• _WHAT IS ASKED_: Copy out all lines where "CPREC" appears.

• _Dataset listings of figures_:
--- Begin ---

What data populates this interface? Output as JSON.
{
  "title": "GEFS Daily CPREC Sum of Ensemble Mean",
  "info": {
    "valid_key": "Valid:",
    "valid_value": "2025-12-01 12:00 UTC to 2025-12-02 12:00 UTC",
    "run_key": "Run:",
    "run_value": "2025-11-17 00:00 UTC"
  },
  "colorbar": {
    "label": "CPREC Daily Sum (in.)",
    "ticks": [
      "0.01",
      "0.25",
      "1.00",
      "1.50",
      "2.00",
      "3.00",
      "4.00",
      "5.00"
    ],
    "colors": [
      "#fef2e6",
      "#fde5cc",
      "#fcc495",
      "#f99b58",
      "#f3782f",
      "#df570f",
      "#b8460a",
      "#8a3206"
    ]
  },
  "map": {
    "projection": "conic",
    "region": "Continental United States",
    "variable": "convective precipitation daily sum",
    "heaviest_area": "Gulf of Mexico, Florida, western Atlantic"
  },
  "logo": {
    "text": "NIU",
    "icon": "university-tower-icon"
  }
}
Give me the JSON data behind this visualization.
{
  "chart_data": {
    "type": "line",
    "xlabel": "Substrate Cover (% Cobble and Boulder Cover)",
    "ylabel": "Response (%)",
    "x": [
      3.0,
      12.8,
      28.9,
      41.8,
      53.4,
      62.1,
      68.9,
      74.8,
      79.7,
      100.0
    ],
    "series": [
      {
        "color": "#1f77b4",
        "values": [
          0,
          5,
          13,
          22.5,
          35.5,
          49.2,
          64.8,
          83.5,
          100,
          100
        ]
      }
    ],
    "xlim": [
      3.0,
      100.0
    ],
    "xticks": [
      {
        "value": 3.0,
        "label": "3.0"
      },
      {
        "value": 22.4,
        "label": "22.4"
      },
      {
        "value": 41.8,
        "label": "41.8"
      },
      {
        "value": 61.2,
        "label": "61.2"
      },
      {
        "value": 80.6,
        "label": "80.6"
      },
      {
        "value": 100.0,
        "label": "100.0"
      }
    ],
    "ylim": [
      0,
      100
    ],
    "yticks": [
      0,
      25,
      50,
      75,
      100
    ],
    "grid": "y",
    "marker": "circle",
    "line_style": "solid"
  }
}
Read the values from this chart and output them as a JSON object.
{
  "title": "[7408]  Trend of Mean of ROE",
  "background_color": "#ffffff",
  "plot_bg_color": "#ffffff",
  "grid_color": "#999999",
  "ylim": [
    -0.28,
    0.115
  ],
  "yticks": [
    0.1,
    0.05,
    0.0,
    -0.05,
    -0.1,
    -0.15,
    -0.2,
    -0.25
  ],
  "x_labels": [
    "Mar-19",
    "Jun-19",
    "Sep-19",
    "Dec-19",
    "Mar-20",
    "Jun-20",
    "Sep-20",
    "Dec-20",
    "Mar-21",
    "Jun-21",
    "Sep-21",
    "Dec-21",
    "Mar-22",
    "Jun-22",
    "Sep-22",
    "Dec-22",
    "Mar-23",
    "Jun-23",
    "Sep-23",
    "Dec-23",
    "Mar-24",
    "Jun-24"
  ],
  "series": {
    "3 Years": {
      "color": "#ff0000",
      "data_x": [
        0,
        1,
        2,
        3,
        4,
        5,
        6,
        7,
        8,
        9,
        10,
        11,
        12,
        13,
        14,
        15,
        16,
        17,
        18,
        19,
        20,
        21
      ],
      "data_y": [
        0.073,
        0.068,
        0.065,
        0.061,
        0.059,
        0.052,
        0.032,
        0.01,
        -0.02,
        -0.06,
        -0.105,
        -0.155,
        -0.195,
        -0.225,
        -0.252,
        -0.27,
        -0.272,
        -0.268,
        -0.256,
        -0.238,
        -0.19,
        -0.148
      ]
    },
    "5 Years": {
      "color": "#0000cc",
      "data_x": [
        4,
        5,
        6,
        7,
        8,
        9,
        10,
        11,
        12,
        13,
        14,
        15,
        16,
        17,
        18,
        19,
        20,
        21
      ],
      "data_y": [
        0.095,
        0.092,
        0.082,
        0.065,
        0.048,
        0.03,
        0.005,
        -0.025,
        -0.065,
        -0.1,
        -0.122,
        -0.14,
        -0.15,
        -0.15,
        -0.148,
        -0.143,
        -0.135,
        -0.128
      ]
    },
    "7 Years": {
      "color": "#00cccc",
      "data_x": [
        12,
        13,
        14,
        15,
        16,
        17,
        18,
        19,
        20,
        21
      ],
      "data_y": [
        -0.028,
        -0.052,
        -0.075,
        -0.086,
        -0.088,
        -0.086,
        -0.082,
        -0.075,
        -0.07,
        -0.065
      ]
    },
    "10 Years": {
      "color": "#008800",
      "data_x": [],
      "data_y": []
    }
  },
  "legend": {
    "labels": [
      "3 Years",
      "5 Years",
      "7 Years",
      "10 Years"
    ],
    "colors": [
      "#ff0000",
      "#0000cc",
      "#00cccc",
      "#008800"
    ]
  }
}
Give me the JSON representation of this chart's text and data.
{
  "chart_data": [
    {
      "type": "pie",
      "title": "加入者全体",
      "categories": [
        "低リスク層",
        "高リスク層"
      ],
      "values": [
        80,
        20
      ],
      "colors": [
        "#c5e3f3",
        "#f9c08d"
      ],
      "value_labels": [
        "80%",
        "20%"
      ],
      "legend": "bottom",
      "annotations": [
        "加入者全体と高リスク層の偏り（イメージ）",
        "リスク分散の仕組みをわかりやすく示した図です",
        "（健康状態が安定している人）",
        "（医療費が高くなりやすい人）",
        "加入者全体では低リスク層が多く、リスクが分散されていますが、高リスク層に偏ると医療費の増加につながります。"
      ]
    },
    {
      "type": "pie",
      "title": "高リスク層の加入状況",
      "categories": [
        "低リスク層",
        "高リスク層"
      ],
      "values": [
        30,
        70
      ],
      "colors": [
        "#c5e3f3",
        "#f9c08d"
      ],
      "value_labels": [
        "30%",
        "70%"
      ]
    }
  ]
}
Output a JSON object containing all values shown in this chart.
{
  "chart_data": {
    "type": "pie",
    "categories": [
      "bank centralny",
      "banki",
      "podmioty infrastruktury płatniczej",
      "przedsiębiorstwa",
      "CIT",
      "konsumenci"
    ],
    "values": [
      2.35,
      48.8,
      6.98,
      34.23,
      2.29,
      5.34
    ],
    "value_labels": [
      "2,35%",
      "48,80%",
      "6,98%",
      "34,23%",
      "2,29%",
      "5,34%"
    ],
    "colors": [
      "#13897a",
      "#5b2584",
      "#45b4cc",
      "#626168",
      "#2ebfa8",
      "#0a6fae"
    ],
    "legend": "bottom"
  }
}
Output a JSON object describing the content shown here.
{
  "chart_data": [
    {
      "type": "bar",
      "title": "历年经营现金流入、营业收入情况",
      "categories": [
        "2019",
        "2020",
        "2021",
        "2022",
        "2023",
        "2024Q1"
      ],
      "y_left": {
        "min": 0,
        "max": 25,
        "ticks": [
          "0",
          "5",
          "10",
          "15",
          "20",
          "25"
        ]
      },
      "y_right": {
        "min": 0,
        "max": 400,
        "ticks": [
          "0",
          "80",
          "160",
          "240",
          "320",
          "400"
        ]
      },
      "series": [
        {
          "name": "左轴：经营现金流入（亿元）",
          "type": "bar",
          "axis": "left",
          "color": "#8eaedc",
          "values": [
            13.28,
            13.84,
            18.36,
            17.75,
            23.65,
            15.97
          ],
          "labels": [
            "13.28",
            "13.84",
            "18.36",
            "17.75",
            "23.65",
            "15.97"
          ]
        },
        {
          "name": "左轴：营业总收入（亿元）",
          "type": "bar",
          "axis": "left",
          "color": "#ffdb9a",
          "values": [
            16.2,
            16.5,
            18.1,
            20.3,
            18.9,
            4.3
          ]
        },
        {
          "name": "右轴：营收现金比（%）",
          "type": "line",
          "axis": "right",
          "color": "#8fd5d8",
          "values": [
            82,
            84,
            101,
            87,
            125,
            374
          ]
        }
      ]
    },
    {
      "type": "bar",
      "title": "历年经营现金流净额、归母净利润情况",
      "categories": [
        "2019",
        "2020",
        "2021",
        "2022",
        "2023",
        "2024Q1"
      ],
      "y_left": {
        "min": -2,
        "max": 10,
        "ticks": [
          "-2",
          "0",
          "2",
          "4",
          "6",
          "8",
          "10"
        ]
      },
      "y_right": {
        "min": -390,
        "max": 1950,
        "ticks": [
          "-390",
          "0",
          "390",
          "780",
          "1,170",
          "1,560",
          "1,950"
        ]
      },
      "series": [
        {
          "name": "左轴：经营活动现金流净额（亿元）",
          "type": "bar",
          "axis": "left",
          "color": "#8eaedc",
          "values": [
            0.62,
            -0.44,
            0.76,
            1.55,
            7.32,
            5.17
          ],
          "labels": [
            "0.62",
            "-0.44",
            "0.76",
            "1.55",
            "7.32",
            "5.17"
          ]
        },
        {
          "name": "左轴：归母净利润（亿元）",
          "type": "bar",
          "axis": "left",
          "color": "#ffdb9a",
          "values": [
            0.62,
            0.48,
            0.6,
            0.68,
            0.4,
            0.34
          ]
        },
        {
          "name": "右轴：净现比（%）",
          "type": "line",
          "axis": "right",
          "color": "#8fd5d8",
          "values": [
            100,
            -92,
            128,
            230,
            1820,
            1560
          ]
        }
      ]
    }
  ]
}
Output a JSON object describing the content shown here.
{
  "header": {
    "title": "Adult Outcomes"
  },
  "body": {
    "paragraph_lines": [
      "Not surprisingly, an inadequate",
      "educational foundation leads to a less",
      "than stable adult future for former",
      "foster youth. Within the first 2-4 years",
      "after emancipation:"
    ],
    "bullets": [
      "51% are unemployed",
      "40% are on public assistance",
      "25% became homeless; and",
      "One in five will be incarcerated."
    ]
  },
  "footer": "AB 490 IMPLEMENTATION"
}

--- End ---

• _SOLUTION TO THIS EXERCISE_:
  "title": "GEFS Daily CPREC Sum of Ensemble Mean",
    "label": "CPREC Daily Sum (in.)",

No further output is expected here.